### Aim
Which lines in the records below contain the word "Difference"? Copy each one out.

### Records for this exercise
** START **

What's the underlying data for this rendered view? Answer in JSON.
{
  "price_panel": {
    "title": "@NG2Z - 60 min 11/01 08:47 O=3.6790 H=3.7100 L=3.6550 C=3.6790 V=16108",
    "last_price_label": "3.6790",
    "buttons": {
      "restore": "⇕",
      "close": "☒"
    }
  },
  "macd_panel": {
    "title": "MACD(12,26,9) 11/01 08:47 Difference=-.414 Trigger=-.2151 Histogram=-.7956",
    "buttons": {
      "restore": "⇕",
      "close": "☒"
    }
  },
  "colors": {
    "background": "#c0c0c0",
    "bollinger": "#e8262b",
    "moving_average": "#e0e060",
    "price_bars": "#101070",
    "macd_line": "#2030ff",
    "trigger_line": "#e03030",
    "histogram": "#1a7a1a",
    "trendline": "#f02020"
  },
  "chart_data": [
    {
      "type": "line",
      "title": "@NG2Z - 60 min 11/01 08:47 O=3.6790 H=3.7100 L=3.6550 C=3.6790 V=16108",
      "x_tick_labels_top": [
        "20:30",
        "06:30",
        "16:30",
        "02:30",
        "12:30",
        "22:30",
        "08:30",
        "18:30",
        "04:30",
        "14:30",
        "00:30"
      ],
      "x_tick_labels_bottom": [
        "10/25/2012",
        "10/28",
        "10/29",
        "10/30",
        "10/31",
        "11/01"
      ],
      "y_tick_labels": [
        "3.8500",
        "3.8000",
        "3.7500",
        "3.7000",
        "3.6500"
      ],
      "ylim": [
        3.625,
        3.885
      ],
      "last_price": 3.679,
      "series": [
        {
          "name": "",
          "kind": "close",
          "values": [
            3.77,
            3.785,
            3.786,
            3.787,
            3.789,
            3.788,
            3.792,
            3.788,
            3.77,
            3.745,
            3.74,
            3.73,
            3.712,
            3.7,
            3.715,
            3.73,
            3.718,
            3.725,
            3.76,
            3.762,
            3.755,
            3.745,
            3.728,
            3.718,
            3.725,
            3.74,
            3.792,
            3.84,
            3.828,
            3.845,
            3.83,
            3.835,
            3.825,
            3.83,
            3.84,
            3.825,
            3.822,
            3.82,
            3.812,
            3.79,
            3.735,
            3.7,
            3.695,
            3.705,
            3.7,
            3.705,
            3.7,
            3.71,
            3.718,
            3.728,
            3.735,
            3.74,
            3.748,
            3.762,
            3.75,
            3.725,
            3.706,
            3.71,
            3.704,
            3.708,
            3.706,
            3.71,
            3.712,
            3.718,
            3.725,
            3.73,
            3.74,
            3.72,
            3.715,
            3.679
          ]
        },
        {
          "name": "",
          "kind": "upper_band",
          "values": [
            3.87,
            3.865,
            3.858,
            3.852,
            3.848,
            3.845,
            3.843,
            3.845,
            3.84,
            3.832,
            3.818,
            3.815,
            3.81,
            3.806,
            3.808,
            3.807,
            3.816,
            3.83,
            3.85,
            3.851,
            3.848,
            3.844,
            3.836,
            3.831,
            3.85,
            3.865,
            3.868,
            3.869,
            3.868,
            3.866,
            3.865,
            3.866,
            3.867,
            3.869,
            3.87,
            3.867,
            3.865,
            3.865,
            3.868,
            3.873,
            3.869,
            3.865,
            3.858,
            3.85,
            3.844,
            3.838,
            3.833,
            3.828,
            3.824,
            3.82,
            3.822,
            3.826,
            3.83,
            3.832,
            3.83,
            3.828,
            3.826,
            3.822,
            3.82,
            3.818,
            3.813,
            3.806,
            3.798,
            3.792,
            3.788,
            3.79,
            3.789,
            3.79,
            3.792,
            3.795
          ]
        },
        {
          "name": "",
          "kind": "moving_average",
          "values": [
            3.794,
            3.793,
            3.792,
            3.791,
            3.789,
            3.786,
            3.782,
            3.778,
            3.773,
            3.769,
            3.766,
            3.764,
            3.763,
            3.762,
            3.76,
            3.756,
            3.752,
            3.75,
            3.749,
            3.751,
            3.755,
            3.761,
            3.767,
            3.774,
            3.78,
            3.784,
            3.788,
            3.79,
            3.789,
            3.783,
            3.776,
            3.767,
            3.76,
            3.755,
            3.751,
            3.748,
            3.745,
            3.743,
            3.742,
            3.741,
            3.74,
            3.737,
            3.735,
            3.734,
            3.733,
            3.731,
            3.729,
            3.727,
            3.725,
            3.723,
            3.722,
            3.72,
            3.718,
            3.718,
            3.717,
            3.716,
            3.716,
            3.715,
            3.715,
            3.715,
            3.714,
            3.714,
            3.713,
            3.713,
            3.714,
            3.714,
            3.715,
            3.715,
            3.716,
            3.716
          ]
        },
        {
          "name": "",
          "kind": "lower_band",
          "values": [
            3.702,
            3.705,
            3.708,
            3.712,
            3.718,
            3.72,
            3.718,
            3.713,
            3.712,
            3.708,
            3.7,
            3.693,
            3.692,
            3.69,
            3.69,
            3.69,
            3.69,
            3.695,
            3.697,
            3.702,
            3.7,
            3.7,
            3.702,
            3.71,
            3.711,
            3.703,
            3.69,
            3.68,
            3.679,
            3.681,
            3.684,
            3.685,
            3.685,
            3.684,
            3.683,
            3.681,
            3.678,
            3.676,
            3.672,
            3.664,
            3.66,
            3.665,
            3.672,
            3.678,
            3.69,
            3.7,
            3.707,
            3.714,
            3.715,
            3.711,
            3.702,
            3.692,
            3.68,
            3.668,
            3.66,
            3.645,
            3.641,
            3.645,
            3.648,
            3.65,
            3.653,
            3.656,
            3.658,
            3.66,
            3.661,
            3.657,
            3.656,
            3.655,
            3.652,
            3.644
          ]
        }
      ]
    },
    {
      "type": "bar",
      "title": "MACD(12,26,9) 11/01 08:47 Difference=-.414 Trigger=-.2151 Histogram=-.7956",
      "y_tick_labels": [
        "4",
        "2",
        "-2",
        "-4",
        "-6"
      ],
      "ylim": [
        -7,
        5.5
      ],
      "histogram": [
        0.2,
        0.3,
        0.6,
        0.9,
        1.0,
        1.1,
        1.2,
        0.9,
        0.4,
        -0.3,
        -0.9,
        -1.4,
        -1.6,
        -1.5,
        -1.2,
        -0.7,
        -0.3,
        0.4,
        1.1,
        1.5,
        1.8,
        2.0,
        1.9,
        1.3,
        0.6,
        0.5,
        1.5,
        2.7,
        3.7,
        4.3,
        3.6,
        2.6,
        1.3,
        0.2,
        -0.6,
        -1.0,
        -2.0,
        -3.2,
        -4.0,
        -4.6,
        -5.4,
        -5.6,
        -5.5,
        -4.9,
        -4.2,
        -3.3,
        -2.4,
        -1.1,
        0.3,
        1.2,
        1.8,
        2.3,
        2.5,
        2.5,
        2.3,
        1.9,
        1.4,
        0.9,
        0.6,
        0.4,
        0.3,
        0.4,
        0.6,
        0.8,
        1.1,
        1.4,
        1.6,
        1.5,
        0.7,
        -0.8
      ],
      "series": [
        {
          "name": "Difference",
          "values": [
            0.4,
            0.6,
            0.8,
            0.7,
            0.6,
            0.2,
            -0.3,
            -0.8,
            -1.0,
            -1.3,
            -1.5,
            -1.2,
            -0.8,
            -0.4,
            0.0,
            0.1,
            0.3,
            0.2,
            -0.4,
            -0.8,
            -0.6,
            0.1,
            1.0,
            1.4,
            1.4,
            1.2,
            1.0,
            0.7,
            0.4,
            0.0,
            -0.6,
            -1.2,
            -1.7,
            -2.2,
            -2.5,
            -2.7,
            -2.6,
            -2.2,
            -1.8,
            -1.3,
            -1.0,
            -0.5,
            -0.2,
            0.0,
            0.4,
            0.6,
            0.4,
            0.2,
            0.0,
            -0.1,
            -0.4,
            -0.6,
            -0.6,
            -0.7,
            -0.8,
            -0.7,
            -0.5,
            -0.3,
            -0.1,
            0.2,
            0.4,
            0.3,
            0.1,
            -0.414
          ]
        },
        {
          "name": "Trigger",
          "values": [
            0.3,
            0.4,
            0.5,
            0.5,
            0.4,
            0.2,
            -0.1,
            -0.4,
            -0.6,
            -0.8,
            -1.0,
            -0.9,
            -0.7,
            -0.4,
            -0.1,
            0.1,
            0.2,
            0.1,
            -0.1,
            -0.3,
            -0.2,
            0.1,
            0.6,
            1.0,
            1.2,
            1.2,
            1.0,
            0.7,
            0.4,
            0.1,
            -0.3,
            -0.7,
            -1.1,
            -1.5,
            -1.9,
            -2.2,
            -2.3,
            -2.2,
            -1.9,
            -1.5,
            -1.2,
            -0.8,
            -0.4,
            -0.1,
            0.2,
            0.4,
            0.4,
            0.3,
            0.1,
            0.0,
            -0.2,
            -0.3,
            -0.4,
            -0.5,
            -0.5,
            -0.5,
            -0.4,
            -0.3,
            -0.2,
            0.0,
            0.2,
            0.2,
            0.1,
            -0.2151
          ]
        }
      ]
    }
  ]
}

** END **

### Solution to this exercise
    "title": "MACD(12,26,9) 11/01 08:47 Difference=-.414 Trigger=-.2151 Histogram=-.7956",
      "title": "MACD(12,26,9) 11/01 08:47 Difference=-.414 Trigger=-.2151 Histogram=-.7956",
          "name": "Difference",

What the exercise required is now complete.